# Written exercise
Extract every entry word for word. Skip the pictures.

### The data ###

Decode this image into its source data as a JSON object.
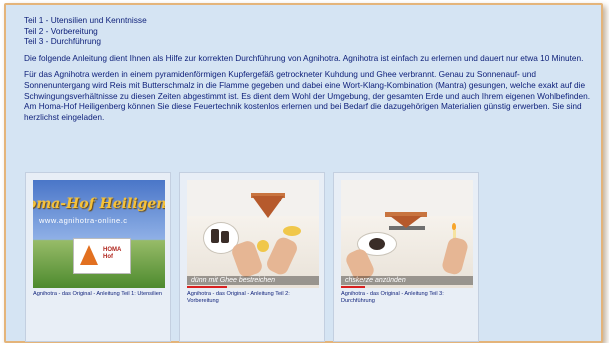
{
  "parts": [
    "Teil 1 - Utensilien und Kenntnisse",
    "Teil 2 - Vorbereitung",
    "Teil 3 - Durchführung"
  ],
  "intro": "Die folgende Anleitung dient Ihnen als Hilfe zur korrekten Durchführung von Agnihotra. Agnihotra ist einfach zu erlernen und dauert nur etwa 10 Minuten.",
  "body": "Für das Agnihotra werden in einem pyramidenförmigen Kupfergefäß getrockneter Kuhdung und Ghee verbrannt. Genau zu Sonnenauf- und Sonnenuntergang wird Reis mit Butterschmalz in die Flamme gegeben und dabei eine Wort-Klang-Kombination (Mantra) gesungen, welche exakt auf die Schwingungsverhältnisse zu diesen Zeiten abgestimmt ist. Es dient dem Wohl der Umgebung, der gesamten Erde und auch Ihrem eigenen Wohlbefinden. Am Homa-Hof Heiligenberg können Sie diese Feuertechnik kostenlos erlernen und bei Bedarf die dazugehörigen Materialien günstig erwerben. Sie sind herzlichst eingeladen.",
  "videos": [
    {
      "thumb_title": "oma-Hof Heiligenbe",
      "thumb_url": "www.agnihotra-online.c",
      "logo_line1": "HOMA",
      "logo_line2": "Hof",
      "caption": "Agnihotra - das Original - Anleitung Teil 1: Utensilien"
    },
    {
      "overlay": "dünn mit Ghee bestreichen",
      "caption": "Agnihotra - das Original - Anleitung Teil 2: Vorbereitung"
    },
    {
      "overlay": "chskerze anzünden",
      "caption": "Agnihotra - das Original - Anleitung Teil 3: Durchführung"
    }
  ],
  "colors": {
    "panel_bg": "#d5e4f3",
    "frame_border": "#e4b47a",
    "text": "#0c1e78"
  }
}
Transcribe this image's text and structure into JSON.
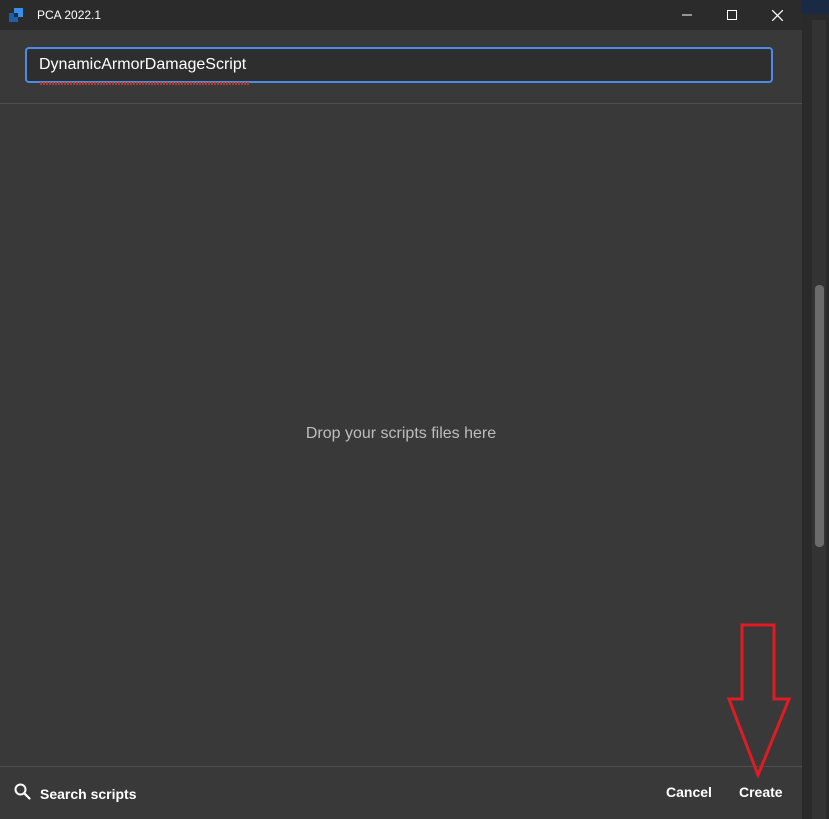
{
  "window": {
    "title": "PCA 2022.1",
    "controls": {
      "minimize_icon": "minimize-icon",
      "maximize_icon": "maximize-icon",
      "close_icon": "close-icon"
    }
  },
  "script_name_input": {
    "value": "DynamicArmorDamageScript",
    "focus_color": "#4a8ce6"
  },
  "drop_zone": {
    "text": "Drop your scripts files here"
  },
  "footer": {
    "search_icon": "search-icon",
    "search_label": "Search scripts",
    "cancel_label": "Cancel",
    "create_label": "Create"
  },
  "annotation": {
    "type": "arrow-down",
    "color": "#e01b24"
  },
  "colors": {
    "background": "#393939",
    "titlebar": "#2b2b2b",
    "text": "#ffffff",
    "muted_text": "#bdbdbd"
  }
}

###

# Correct response
Decode this image into its source data as a JSON object.
{
  "parts": [
    "Teil 1 - Utensilien und Kenntnisse",
    "Teil 2 - Vorbereitung",
    "Teil 3 - Durchführung"
  ],
  "intro": "Die folgende Anleitung dient Ihnen als Hilfe zur korrekten Durchführung von Agnihotra. Agnihotra ist einfach zu erlernen und dauert nur etwa 10 Minuten.",
  "body": "Für das Agnihotra werden in einem pyramidenförmigen Kupfergefäß getrockneter Kuhdung und Ghee verbrannt. Genau zu Sonnenauf- und Sonnenuntergang wird Reis mit Butterschmalz in die Flamme gegeben und dabei eine Wort-Klang-Kombination (Mantra) gesungen, welche exakt auf die Schwingungsverhältnisse zu diesen Zeiten abgestimmt ist. Es dient dem Wohl der Umgebung, der gesamten Erde und auch Ihrem eigenen Wohlbefinden. Am Homa-Hof Heiligenberg können Sie diese Feuertechnik kostenlos erlernen und bei Bedarf die dazugehörigen Materialien günstig erwerben. Sie sind herzlichst eingeladen.",
  "videos": [
    {
      "thumb_title": "oma-Hof Heiligenbe",
      "thumb_url": "www.agnihotra-online.c",
      "logo_line1": "HOMA",
      "logo_line2": "Hof",
      "caption": "Agnihotra - das Original - Anleitung Teil 1: Utensilien"
    },
    {
      "overlay": "dünn mit Ghee bestreichen",
      "caption": "Agnihotra - das Original - Anleitung Teil 2: Vorbereitung"
    },
    {
      "overlay": "chskerze anzünden",
      "caption": "Agnihotra - das Original - Anleitung Teil 3: Durchführung"
    }
  ],
  "colors": {
    "panel_bg": "#d5e4f3",
    "frame_border": "#e4b47a",
    "text": "#0c1e78"
  }
}
Transcribe this image's text and structure into JSON.
{
  "window": {
    "title": "PCA 2022.1",
    "controls": {
      "minimize_icon": "minimize-icon",
      "maximize_icon": "maximize-icon",
      "close_icon": "close-icon"
    }
  },
  "script_name_input": {
    "value": "DynamicArmorDamageScript",
    "focus_color": "#4a8ce6"
  },
  "drop_zone": {
    "text": "Drop your scripts files here"
  },
  "footer": {
    "search_icon": "search-icon",
    "search_label": "Search scripts",
    "cancel_label": "Cancel",
    "create_label": "Create"
  },
  "annotation": {
    "type": "arrow-down",
    "color": "#e01b24"
  },
  "colors": {
    "background": "#393939",
    "titlebar": "#2b2b2b",
    "text": "#ffffff",
    "muted_text": "#bdbdbd"
  }
}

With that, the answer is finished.